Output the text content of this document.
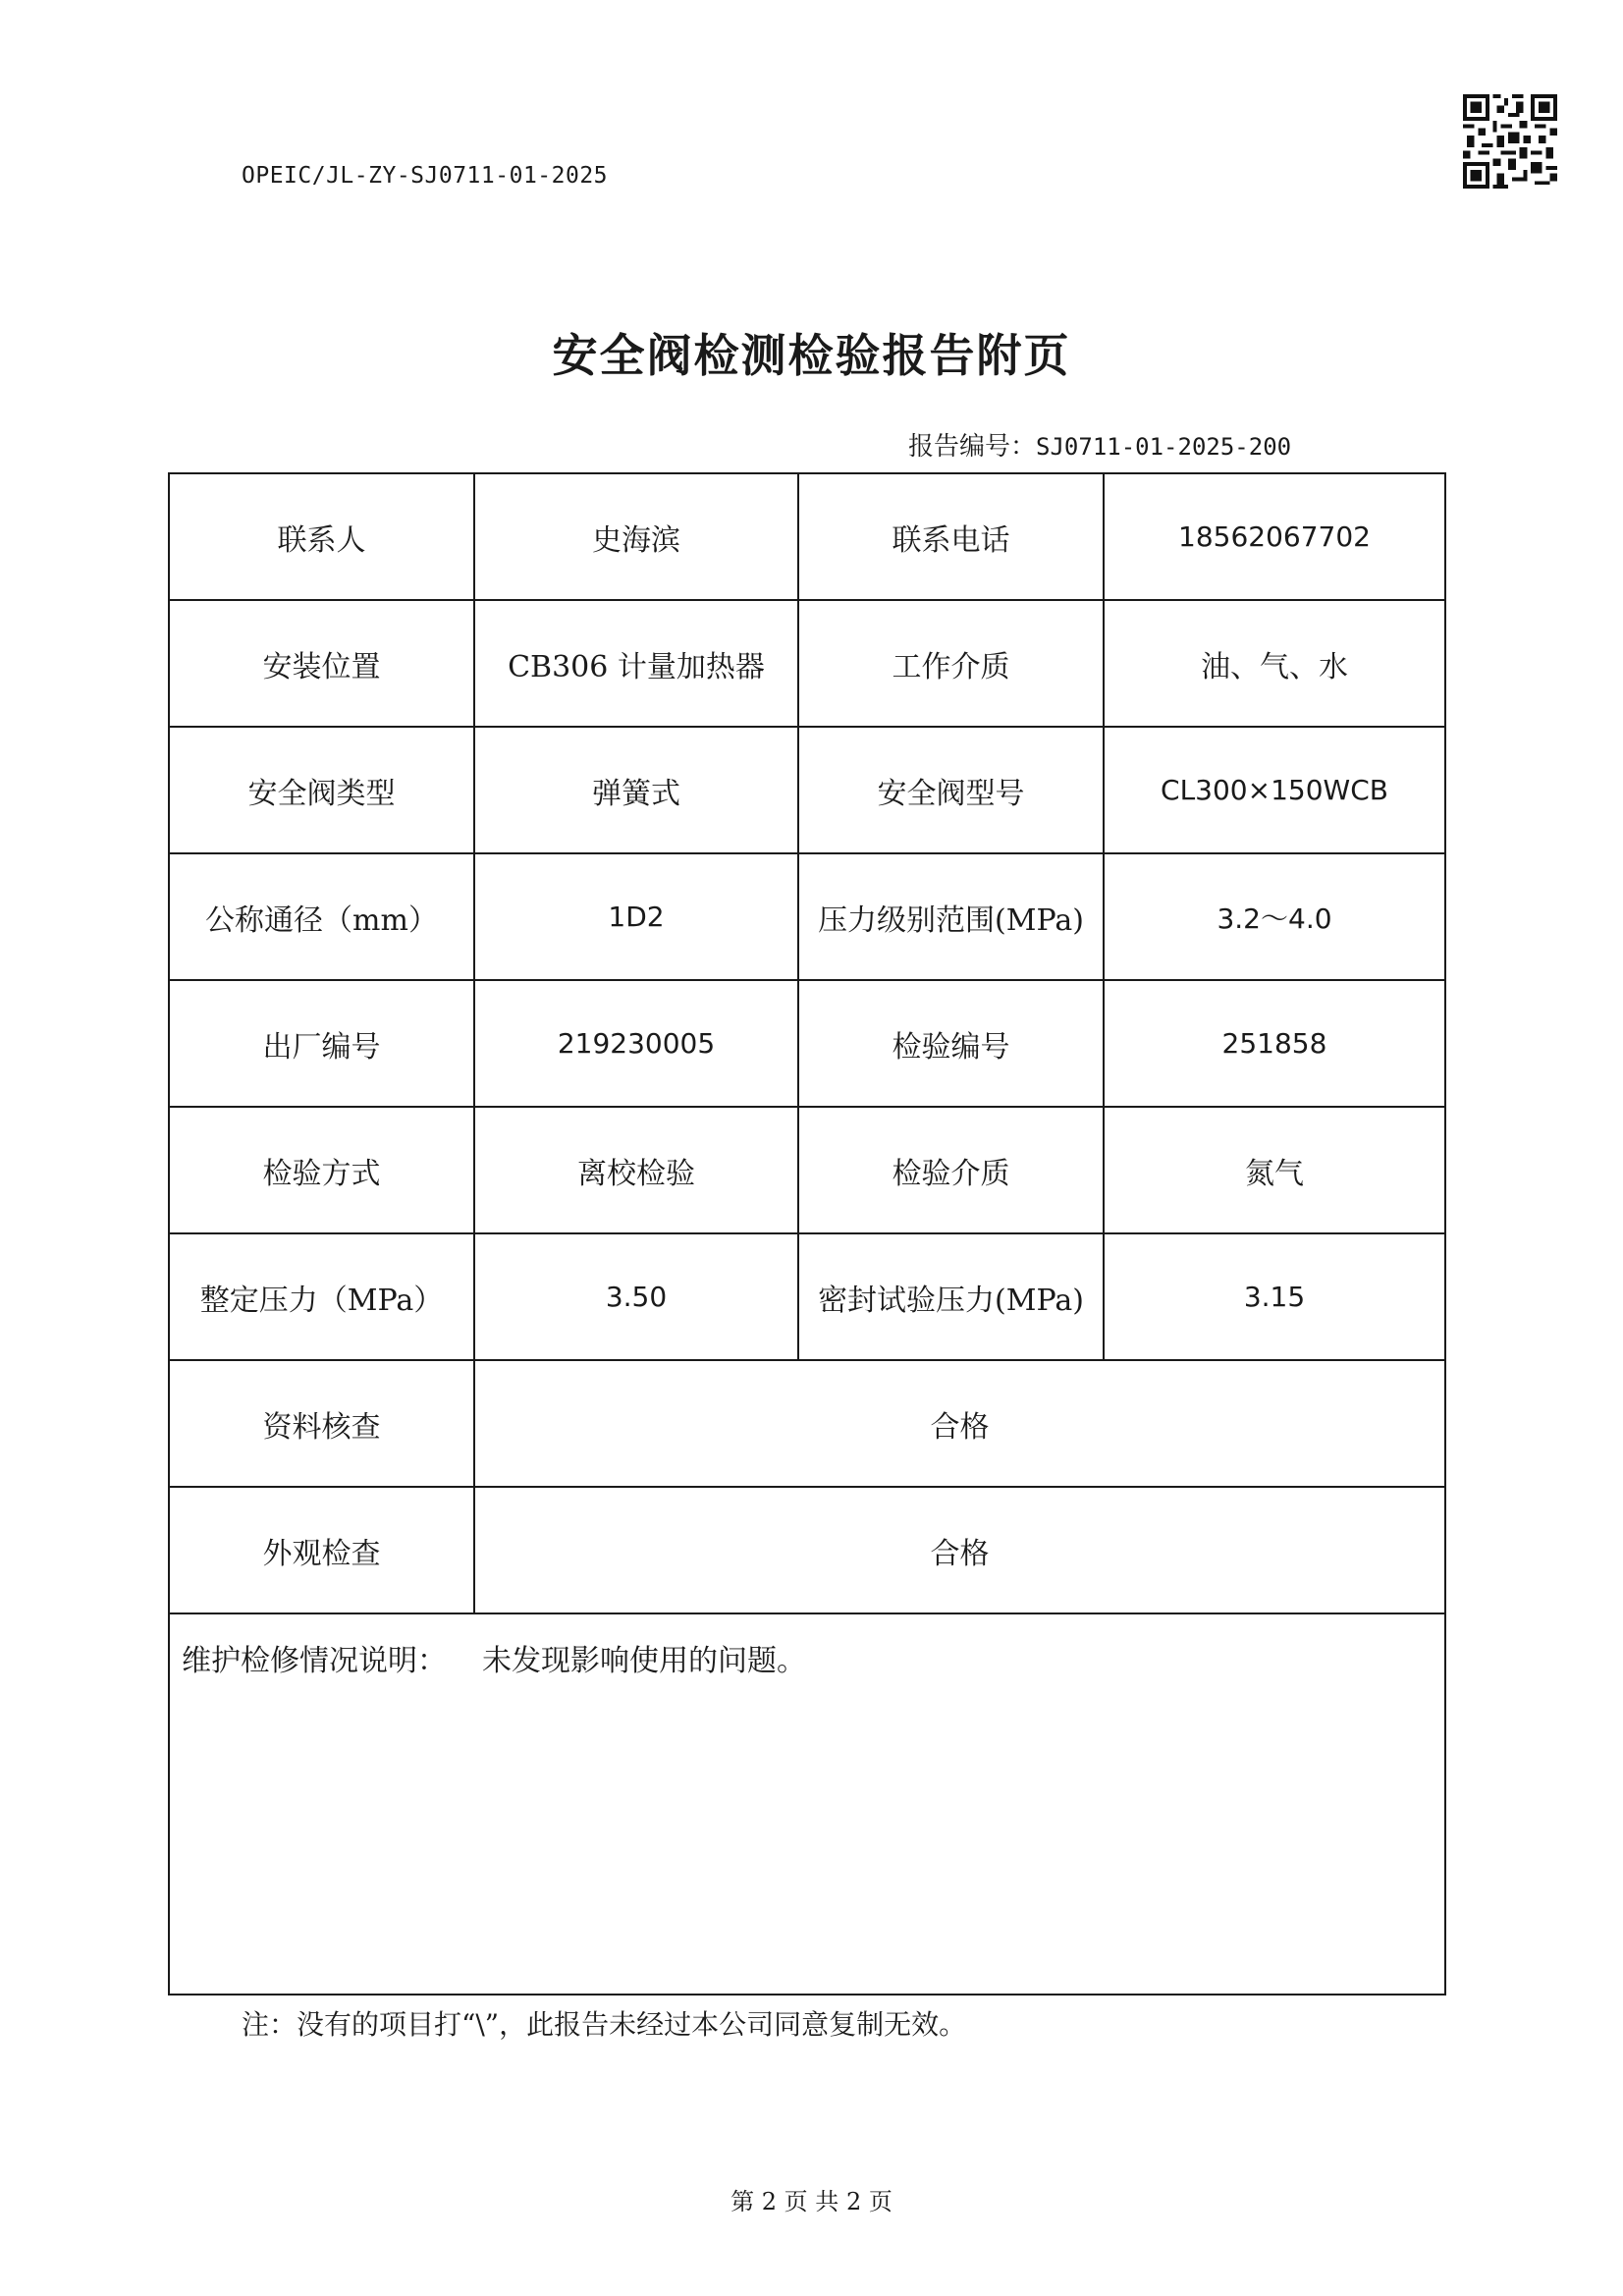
OPEIC/JL-ZY-SJ0711-01-2025
安全阀检测检验报告附页
报告编号：SJ0711-01-2025-200
联系人	史海滨	联系电话	18562067702
安装位置	CB306 计量加热器	工作介质	油、气、水
安全阀类型	弹簧式	安全阀型号	CL300×150WCB
公称通径（mm）	1D2	压力级别范围(MPa)	3.2～4.0
出厂编号	219230005	检验编号	251858
检验方式	离校检验	检验介质	氮气
整定压力（MPa）	3.50	密封试验压力(MPa)	3.15
资料核查	合格		
外观检查	合格		
维护检修情况说明： 未发现影响使用的问题。			
注：没有的项目打“\”，此报告未经过本公司同意复制无效。
第 2 页 共 2 页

What is required: Images in the records should not be copied. Repeat all the rest exactly.

Expected answer:
Output the text content of this document.
OPEIC/JL-ZY-SJ0711-01-2025
安全阀检测检验报告附页
报告编号：SJ0711-01-2025-200
联系人	史海滨	联系电话	18562067702
安装位置	CB306 计量加热器	工作介质	油、气、水
安全阀类型	弹簧式	安全阀型号	CL300×150WCB
公称通径（mm）	1D2	压力级别范围(MPa)	3.2～4.0
出厂编号	219230005	检验编号	251858
检验方式	离校检验	检验介质	氮气
整定压力（MPa）	3.50	密封试验压力(MPa)	3.15
资料核查	合格		
外观检查	合格		
维护检修情况说明： 未发现影响使用的问题。			
注：没有的项目打“\”，此报告未经过本公司同意复制无效。
第 2 页 共 2 页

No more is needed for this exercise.